Aim:
Extract the data exactly, missing nothing.

The data:
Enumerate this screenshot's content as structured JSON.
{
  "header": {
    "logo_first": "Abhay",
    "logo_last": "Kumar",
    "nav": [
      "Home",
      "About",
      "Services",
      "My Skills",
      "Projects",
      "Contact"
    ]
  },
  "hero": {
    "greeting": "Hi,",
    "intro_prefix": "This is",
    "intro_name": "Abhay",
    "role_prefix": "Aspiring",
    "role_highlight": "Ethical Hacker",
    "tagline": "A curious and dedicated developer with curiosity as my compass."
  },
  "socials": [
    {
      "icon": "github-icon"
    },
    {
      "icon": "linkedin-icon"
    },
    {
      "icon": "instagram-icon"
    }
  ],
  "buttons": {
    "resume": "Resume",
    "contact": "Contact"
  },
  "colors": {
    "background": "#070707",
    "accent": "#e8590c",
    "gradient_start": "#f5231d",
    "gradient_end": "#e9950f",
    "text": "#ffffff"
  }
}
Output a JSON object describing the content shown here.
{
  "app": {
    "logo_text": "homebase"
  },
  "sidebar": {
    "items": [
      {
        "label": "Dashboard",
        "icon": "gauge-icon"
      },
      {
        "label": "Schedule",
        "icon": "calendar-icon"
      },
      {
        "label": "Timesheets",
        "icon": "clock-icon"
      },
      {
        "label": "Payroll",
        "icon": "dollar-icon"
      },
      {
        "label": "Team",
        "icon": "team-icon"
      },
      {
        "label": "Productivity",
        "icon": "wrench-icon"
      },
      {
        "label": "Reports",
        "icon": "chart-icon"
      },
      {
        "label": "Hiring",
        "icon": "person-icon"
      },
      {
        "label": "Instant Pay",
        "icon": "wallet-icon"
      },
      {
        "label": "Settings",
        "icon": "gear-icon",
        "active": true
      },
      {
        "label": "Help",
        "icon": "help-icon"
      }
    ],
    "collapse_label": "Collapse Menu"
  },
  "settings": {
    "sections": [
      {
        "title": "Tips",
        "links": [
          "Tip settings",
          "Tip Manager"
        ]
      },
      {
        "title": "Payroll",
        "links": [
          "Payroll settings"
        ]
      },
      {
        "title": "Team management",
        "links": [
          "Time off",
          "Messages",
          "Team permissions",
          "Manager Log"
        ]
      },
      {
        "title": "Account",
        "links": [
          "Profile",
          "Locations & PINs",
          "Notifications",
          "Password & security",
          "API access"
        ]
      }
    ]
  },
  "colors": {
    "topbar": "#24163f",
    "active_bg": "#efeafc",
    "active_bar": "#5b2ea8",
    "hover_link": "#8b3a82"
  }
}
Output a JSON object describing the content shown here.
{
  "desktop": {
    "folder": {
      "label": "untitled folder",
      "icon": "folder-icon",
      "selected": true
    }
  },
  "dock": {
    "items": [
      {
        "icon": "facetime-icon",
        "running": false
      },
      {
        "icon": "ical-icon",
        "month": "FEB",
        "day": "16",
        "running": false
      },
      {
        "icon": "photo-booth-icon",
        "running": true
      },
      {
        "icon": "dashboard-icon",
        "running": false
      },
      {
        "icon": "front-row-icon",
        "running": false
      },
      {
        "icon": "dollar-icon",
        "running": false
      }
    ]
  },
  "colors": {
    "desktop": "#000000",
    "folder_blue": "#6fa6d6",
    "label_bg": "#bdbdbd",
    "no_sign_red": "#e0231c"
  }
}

Written solution:
Enumerate this screenshot's content as structured JSON.
{
  "header": {
    "logo_first": "Abhay",
    "logo_last": "Kumar",
    "nav": [
      "Home",
      "About",
      "Services",
      "My Skills",
      "Projects",
      "Contact"
    ]
  },
  "hero": {
    "greeting": "Hi,",
    "intro_prefix": "This is",
    "intro_name": "Abhay",
    "role_prefix": "Aspiring",
    "role_highlight": "Ethical Hacker",
    "tagline": "A curious and dedicated developer with curiosity as my compass."
  },
  "socials": [
    {
      "icon": "github-icon"
    },
    {
      "icon": "linkedin-icon"
    },
    {
      "icon": "instagram-icon"
    }
  ],
  "buttons": {
    "resume": "Resume",
    "contact": "Contact"
  },
  "colors": {
    "background": "#070707",
    "accent": "#e8590c",
    "gradient_start": "#f5231d",
    "gradient_end": "#e9950f",
    "text": "#ffffff"
  }
}
Output a JSON object describing the content shown here.
{
  "app": {
    "logo_text": "homebase"
  },
  "sidebar": {
    "items": [
      {
        "label": "Dashboard",
        "icon": "gauge-icon"
      },
      {
        "label": "Schedule",
        "icon": "calendar-icon"
      },
      {
        "label": "Timesheets",
        "icon": "clock-icon"
      },
      {
        "label": "Payroll",
        "icon": "dollar-icon"
      },
      {
        "label": "Team",
        "icon": "team-icon"
      },
      {
        "label": "Productivity",
        "icon": "wrench-icon"
      },
      {
        "label": "Reports",
        "icon": "chart-icon"
      },
      {
        "label": "Hiring",
        "icon": "person-icon"
      },
      {
        "label": "Instant Pay",
        "icon": "wallet-icon"
      },
      {
        "label": "Settings",
        "icon": "gear-icon",
        "active": true
      },
      {
        "label": "Help",
        "icon": "help-icon"
      }
    ],
    "collapse_label": "Collapse Menu"
  },
  "settings": {
    "sections": [
      {
        "title": "Tips",
        "links": [
          "Tip settings",
          "Tip Manager"
        ]
      },
      {
        "title": "Payroll",
        "links": [
          "Payroll settings"
        ]
      },
      {
        "title": "Team management",
        "links": [
          "Time off",
          "Messages",
          "Team permissions",
          "Manager Log"
        ]
      },
      {
        "title": "Account",
        "links": [
          "Profile",
          "Locations & PINs",
          "Notifications",
          "Password & security",
          "API access"
        ]
      }
    ]
  },
  "colors": {
    "topbar": "#24163f",
    "active_bg": "#efeafc",
    "active_bar": "#5b2ea8",
    "hover_link": "#8b3a82"
  }
}
Output a JSON object describing the content shown here.
{
  "desktop": {
    "folder": {
      "label": "untitled folder",
      "icon": "folder-icon",
      "selected": true
    }
  },
  "dock": {
    "items": [
      {
        "icon": "facetime-icon",
        "running": false
      },
      {
        "icon": "ical-icon",
        "month": "FEB",
        "day": "16",
        "running": false
      },
      {
        "icon": "photo-booth-icon",
        "running": true
      },
      {
        "icon": "dashboard-icon",
        "running": false
      },
      {
        "icon": "front-row-icon",
        "running": false
      },
      {
        "icon": "dollar-icon",
        "running": false
      }
    ]
  },
  "colors": {
    "desktop": "#000000",
    "folder_blue": "#6fa6d6",
    "label_bg": "#bdbdbd",
    "no_sign_red": "#e0231c"
  }
}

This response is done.